▶ ENTRIES SHOWN
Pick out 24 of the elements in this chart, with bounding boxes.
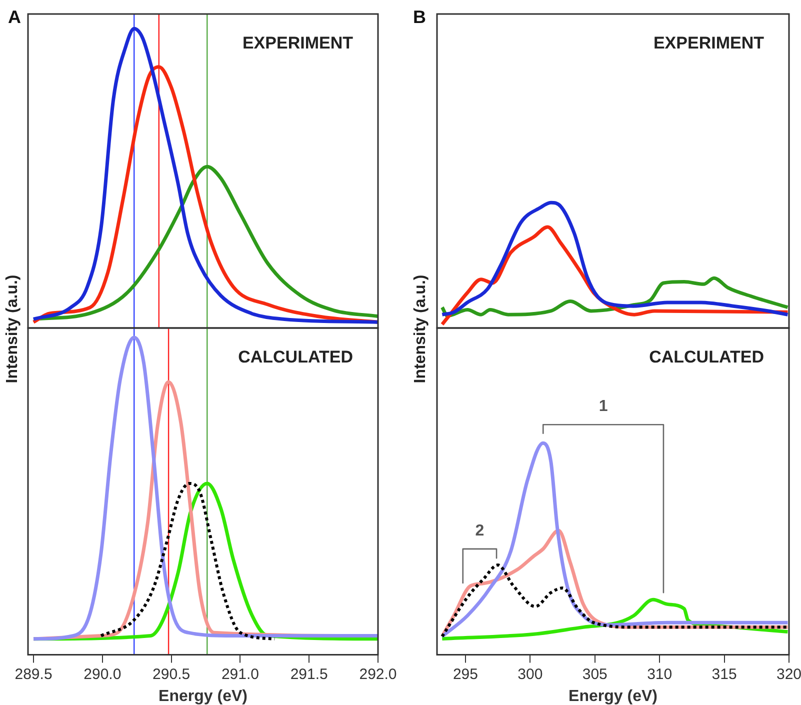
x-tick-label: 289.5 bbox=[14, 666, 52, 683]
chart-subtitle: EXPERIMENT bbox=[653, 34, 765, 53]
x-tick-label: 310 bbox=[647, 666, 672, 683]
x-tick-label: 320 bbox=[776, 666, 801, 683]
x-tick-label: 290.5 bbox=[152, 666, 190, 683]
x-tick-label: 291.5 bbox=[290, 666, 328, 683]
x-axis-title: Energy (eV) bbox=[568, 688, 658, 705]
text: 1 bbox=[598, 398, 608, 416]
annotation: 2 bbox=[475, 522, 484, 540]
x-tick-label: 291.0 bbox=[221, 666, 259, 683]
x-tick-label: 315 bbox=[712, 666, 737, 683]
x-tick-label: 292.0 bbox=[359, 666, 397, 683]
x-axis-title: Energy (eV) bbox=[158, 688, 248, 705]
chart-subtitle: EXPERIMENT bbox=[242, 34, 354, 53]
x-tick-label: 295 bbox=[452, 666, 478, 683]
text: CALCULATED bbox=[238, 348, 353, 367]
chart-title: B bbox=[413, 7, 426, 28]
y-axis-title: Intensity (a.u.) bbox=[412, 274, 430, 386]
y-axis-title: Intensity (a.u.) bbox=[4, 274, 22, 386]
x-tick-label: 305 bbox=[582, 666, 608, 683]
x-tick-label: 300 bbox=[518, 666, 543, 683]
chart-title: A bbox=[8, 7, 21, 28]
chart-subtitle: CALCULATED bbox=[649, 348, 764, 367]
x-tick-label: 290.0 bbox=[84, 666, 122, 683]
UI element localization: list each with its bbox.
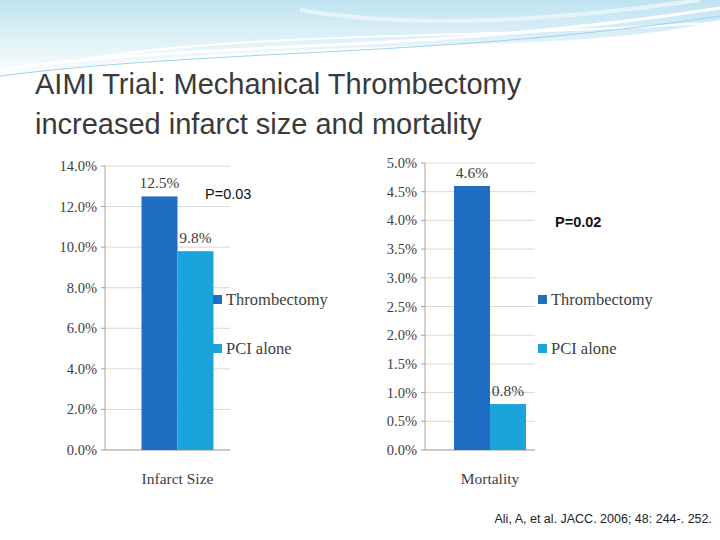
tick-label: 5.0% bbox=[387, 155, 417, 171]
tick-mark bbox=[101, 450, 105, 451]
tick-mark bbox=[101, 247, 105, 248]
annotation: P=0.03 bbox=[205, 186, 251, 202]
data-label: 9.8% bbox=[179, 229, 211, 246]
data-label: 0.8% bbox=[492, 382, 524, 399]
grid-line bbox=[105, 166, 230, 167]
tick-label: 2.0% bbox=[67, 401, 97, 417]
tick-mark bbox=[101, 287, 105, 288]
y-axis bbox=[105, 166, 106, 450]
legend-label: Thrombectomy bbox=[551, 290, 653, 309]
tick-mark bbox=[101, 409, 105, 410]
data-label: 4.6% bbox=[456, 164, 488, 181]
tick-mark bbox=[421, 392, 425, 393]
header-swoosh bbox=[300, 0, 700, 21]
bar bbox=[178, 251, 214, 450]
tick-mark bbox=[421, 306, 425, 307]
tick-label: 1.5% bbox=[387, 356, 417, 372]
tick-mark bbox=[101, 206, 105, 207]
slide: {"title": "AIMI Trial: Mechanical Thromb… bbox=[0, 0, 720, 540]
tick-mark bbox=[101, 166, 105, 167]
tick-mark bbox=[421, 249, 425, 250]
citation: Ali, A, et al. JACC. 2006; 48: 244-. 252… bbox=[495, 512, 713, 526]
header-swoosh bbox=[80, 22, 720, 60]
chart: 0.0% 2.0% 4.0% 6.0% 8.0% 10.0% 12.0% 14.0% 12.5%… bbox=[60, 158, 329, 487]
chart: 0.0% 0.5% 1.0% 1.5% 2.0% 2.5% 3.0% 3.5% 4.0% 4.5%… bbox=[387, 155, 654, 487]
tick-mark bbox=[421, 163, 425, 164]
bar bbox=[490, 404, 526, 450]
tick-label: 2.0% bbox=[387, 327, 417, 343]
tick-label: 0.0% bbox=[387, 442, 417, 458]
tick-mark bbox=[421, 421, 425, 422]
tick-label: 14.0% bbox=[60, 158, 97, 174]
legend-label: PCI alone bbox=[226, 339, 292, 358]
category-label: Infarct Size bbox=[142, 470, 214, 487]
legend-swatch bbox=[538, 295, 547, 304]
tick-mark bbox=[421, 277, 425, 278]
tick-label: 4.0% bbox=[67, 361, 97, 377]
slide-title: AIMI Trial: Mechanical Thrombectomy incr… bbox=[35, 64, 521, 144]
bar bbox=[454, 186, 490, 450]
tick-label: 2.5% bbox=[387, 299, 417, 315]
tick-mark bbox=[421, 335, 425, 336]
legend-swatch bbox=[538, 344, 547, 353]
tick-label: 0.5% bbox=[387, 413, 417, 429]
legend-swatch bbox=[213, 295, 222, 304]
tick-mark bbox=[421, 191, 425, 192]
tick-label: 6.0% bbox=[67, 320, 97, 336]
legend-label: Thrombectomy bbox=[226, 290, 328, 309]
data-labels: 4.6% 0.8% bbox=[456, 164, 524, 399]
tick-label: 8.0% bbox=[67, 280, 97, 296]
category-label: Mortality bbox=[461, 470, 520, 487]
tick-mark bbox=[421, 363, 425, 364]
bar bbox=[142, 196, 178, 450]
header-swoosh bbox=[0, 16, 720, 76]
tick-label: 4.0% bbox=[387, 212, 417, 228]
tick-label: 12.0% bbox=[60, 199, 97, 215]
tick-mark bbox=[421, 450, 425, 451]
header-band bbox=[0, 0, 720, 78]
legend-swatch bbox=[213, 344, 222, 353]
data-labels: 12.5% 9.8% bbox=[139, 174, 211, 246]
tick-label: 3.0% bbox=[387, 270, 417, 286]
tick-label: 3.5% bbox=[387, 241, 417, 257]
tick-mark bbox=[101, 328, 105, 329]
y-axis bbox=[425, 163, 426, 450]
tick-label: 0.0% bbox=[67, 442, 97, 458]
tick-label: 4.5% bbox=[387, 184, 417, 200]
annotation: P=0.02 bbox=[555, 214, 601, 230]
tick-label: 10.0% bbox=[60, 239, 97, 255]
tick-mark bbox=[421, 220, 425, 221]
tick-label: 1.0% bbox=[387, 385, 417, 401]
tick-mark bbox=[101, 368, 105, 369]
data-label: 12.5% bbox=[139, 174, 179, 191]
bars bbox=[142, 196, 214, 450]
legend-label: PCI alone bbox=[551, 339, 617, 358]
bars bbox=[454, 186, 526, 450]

* * *

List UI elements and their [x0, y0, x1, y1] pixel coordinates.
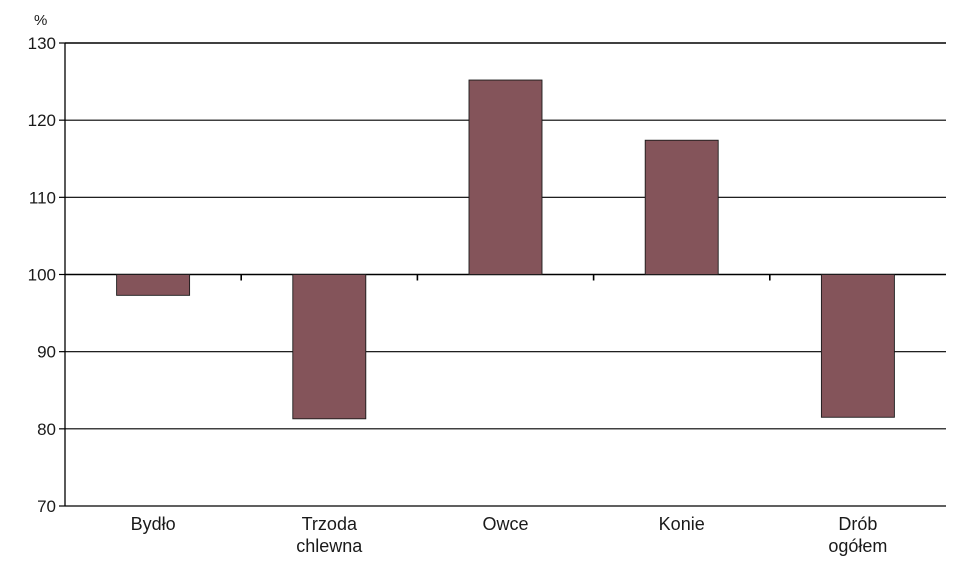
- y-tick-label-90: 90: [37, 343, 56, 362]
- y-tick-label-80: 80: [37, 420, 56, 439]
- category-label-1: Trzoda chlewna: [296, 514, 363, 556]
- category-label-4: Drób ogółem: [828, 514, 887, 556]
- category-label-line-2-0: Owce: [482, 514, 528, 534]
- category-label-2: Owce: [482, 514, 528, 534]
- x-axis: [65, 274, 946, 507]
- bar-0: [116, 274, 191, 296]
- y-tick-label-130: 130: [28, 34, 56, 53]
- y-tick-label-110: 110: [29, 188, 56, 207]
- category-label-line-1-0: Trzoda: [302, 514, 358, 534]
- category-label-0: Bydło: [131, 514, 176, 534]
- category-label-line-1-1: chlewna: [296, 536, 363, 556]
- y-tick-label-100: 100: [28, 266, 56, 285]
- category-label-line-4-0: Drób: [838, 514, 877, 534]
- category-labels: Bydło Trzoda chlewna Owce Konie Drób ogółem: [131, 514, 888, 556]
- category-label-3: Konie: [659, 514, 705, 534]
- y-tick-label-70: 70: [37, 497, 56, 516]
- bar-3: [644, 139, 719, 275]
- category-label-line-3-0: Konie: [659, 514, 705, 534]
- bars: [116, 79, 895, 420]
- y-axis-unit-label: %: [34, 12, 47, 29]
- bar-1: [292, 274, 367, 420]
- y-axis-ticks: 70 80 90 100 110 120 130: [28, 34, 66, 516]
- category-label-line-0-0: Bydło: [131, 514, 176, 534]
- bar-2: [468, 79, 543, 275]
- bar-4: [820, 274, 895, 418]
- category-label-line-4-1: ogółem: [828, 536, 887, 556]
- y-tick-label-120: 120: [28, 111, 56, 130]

---

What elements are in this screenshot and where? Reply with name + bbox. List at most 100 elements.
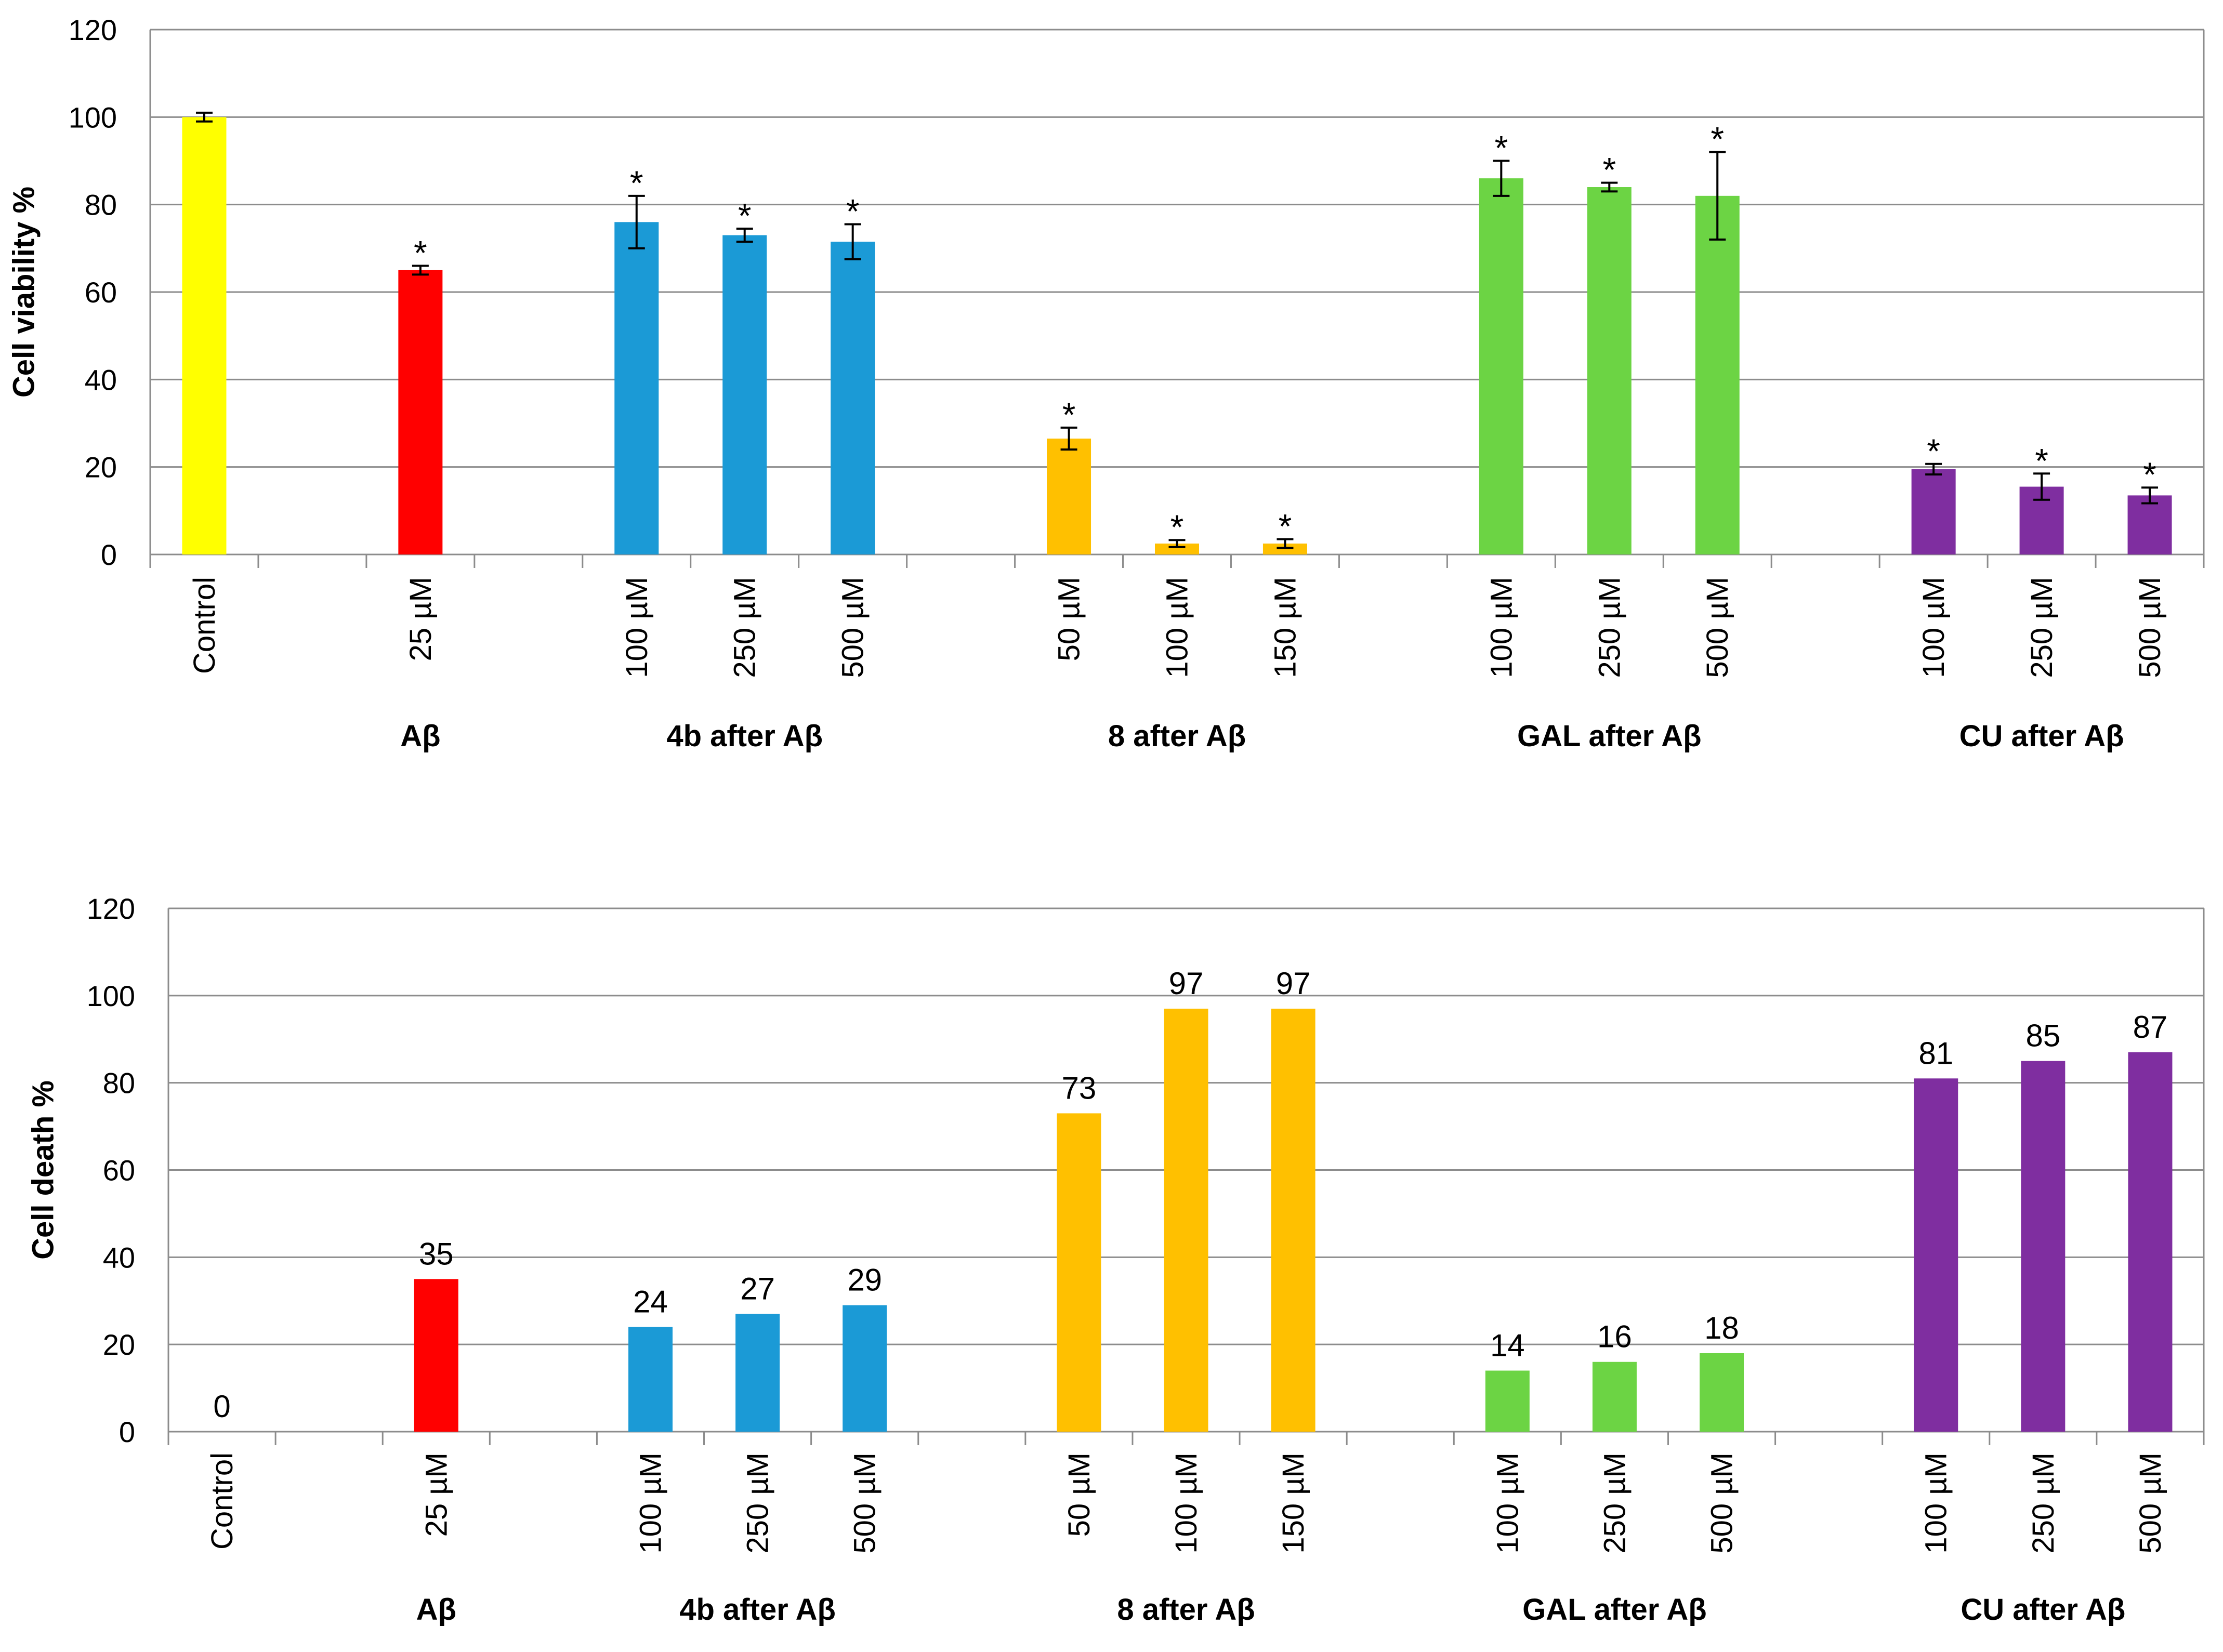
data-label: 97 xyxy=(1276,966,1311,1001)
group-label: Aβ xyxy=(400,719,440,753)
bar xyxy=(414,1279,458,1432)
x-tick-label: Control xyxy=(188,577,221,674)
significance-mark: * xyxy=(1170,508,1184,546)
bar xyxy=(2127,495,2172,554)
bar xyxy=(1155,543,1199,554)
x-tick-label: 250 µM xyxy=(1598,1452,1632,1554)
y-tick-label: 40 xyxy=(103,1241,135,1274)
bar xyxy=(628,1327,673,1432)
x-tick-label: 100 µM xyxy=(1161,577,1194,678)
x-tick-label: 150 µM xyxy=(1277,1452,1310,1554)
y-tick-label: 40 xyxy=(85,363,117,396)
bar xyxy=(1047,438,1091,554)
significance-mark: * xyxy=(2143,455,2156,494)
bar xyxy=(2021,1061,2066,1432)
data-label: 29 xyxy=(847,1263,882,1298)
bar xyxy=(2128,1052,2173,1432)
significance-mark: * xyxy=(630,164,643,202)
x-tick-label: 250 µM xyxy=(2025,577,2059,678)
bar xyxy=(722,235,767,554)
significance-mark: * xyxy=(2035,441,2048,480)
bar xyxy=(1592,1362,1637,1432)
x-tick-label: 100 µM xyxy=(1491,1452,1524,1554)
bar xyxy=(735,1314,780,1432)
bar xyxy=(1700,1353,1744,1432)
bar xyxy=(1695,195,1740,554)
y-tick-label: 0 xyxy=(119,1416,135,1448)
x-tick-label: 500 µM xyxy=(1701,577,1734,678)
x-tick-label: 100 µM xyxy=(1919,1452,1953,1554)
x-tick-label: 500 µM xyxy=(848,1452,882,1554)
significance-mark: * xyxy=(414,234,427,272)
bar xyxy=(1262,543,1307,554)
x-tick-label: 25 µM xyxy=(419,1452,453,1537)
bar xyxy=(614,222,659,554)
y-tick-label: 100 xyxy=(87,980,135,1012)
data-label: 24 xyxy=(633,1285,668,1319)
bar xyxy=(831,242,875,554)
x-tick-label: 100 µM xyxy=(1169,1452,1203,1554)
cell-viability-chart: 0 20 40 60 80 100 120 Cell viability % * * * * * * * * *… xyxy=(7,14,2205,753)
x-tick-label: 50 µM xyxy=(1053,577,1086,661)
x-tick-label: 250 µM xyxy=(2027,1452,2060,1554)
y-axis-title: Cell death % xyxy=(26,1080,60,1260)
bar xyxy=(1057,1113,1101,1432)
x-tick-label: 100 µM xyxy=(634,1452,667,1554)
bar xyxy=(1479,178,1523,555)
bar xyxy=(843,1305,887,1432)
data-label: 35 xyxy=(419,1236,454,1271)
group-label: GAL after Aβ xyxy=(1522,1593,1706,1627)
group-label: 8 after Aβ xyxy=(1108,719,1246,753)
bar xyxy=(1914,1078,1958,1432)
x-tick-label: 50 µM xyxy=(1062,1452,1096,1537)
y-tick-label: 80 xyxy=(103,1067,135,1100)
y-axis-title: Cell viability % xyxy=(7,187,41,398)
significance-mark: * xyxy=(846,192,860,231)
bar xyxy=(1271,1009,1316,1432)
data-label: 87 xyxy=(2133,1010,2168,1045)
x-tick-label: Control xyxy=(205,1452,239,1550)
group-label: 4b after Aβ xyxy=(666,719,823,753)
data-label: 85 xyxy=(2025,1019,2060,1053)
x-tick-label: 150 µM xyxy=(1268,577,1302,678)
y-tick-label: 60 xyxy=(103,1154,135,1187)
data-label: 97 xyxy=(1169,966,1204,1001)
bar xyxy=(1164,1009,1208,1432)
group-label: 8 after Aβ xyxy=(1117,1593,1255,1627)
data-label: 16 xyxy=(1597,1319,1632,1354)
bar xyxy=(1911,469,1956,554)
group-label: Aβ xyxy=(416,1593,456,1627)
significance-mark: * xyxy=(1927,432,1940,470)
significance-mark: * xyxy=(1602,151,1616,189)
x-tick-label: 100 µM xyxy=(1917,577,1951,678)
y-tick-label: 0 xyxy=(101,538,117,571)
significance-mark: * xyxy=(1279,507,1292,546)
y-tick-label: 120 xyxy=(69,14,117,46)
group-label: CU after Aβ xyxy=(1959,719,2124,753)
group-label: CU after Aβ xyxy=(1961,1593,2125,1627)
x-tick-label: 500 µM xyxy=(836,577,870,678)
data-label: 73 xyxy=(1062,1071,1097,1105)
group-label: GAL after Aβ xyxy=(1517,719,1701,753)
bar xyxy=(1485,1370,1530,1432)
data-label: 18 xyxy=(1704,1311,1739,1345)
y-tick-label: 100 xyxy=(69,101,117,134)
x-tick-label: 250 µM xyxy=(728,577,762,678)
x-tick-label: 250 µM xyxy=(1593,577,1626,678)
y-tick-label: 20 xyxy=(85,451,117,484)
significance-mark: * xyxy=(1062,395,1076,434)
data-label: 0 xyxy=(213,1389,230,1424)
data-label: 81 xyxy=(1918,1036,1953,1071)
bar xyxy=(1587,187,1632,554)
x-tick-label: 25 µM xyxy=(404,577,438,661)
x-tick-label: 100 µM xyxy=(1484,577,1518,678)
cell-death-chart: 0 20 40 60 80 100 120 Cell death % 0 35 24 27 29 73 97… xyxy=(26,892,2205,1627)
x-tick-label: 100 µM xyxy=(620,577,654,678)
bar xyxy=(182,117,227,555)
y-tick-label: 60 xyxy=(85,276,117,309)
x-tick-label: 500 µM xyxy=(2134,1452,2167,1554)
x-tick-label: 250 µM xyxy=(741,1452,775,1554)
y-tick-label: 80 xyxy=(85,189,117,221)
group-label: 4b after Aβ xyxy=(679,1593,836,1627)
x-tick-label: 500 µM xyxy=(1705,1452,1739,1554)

▶ REQUIRED TASK
Change "significance-mark" to "sig-mark" in the rows between the one holding "data-label: 97 xyxy=(1276,966,1311,1001)" and the one holding "bar xyxy=(1057,1113,1101,1432)", inclusive, and give those rows again with nothing else altered.

▶ SOLVED PROBLEM
data-label: 97 xyxy=(1276,966,1311,1001)
group-label: Aβ xyxy=(400,719,440,753)
bar xyxy=(414,1279,458,1432)
x-tick-label: Control xyxy=(188,577,221,674)
sig-mark: * xyxy=(1170,508,1184,546)
bar xyxy=(2127,495,2172,554)
bar xyxy=(1155,543,1199,554)
x-tick-label: 250 µM xyxy=(1598,1452,1632,1554)
y-tick-label: 40 xyxy=(103,1241,135,1274)
bar xyxy=(628,1327,673,1432)
x-tick-label: 100 µM xyxy=(1161,577,1194,678)
x-tick-label: 150 µM xyxy=(1277,1452,1310,1554)
y-tick-label: 40 xyxy=(85,363,117,396)
bar xyxy=(1047,438,1091,554)
sig-mark: * xyxy=(2143,455,2156,494)
bar xyxy=(2021,1061,2066,1432)
data-label: 29 xyxy=(847,1263,882,1298)
bar xyxy=(2128,1052,2173,1432)
sig-mark: * xyxy=(630,164,643,202)
x-tick-label: 250 µM xyxy=(2025,577,2059,678)
bar xyxy=(722,235,767,554)
sig-mark: * xyxy=(2035,441,2048,480)
bar xyxy=(1592,1362,1637,1432)
x-tick-label: 100 µM xyxy=(1491,1452,1524,1554)
bar xyxy=(735,1314,780,1432)
bar xyxy=(1700,1353,1744,1432)
bar xyxy=(1695,195,1740,554)
y-tick-label: 0 xyxy=(119,1416,135,1448)
x-tick-label: 500 µM xyxy=(1701,577,1734,678)
x-tick-label: 100 µM xyxy=(1919,1452,1953,1554)
x-tick-label: 500 µM xyxy=(848,1452,882,1554)
sig-mark: * xyxy=(414,234,427,272)
bar xyxy=(1262,543,1307,554)
x-tick-label: 25 µM xyxy=(419,1452,453,1537)
bar xyxy=(614,222,659,554)
y-tick-label: 100 xyxy=(87,980,135,1012)
data-label: 24 xyxy=(633,1285,668,1319)
bar xyxy=(831,242,875,554)
x-tick-label: 100 µM xyxy=(1169,1452,1203,1554)
cell-viability-chart: 0 20 40 60 80 100 120 Cell viability % * * * * * * * * *… xyxy=(7,14,2205,753)
x-tick-label: 50 µM xyxy=(1053,577,1086,661)
x-tick-label: 250 µM xyxy=(2027,1452,2060,1554)
y-axis-title: Cell death % xyxy=(26,1080,60,1260)
bar xyxy=(1057,1113,1101,1432)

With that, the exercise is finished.